BEGIN MATERIAL FOR THE TASK

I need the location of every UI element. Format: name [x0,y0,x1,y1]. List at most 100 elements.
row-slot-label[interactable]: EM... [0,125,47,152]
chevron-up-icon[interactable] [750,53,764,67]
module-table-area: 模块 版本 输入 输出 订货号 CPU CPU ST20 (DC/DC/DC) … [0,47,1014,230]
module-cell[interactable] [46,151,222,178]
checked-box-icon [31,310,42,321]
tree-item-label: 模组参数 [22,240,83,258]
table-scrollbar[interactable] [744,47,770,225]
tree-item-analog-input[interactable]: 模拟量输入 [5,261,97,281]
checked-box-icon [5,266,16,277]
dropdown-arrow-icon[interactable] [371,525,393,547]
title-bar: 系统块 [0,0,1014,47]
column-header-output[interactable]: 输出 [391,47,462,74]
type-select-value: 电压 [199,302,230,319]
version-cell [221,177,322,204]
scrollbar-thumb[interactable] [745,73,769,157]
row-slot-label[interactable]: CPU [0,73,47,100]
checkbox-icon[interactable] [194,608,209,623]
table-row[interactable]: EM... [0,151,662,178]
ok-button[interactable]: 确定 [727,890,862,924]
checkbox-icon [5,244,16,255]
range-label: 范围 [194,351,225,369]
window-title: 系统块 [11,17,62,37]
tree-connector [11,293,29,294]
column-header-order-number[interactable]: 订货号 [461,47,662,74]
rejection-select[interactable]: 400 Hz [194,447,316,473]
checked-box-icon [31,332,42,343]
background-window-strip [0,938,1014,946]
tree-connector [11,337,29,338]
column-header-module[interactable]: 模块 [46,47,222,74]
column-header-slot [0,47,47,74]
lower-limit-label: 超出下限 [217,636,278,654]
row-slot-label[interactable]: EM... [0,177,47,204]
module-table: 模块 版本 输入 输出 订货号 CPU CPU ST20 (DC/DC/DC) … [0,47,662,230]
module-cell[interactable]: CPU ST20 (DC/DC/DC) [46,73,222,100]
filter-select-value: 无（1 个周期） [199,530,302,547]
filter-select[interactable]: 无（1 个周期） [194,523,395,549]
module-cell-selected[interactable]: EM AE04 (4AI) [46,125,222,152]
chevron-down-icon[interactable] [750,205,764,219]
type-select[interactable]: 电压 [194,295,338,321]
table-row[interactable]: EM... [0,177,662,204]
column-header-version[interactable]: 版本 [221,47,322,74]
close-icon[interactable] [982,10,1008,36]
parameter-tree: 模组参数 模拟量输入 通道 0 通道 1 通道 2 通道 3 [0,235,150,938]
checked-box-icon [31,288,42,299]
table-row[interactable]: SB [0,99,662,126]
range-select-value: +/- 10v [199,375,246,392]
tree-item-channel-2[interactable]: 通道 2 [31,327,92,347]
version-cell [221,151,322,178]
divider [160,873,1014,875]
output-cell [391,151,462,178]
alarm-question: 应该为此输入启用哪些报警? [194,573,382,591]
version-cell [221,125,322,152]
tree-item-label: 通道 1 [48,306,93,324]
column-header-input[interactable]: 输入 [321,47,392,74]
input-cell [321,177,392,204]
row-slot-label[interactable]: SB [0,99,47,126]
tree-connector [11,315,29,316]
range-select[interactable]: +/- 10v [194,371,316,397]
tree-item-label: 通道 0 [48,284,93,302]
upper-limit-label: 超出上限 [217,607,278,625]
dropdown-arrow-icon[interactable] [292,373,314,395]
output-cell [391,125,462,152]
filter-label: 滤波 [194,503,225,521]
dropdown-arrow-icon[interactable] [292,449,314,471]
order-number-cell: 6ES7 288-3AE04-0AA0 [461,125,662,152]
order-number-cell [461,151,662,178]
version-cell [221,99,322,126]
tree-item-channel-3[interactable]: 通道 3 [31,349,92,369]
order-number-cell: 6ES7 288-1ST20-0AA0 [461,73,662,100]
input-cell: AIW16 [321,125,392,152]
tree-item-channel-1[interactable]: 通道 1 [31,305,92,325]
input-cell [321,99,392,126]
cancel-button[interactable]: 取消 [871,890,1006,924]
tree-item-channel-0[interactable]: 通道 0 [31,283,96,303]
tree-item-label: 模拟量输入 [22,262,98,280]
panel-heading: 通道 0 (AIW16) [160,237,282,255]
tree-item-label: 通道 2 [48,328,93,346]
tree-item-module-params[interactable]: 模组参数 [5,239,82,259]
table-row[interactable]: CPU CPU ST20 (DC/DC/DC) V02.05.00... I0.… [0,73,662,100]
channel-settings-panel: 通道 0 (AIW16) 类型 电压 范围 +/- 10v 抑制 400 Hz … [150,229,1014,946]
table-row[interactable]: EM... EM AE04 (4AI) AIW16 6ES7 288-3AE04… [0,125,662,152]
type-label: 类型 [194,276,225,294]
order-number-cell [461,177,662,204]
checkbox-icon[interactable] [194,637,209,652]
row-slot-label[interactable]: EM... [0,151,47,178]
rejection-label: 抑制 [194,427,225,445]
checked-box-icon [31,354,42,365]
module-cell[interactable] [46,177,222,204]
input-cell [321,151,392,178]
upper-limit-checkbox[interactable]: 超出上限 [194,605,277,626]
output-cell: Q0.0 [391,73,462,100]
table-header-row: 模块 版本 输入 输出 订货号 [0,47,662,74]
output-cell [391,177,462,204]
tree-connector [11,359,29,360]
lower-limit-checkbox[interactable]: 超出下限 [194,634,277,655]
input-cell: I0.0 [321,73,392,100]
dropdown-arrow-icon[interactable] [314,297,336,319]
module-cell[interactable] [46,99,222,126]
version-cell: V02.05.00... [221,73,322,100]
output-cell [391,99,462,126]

END MATERIAL FOR THE TASK

▶ AIM: Reproduce every line from the start of the records down through the line containing "checked-box-icon [31,332,42,343]", with both ends included.

▶ RESULT OF THIS EXERCISE:
I need the location of every UI element. Format: name [x0,y0,x1,y1]. List at most 100 elements.
row-slot-label[interactable]: EM... [0,125,47,152]
chevron-up-icon[interactable] [750,53,764,67]
module-table-area: 模块 版本 输入 输出 订货号 CPU CPU ST20 (DC/DC/DC) … [0,47,1014,230]
module-cell[interactable] [46,151,222,178]
checked-box-icon [31,310,42,321]
tree-item-label: 模组参数 [22,240,83,258]
table-scrollbar[interactable] [744,47,770,225]
tree-item-analog-input[interactable]: 模拟量输入 [5,261,97,281]
checked-box-icon [5,266,16,277]
dropdown-arrow-icon[interactable] [371,525,393,547]
title-bar: 系统块 [0,0,1014,47]
column-header-output[interactable]: 输出 [391,47,462,74]
type-select-value: 电压 [199,302,230,319]
version-cell [221,177,322,204]
scrollbar-thumb[interactable] [745,73,769,157]
row-slot-label[interactable]: CPU [0,73,47,100]
checkbox-icon[interactable] [194,608,209,623]
table-row[interactable]: EM... [0,151,662,178]
ok-button[interactable]: 确定 [727,890,862,924]
checkbox-icon [5,244,16,255]
range-label: 范围 [194,351,225,369]
window-title: 系统块 [11,17,62,37]
tree-connector [11,293,29,294]
column-header-order-number[interactable]: 订货号 [461,47,662,74]
rejection-select[interactable]: 400 Hz [194,447,316,473]
checked-box-icon [31,332,42,343]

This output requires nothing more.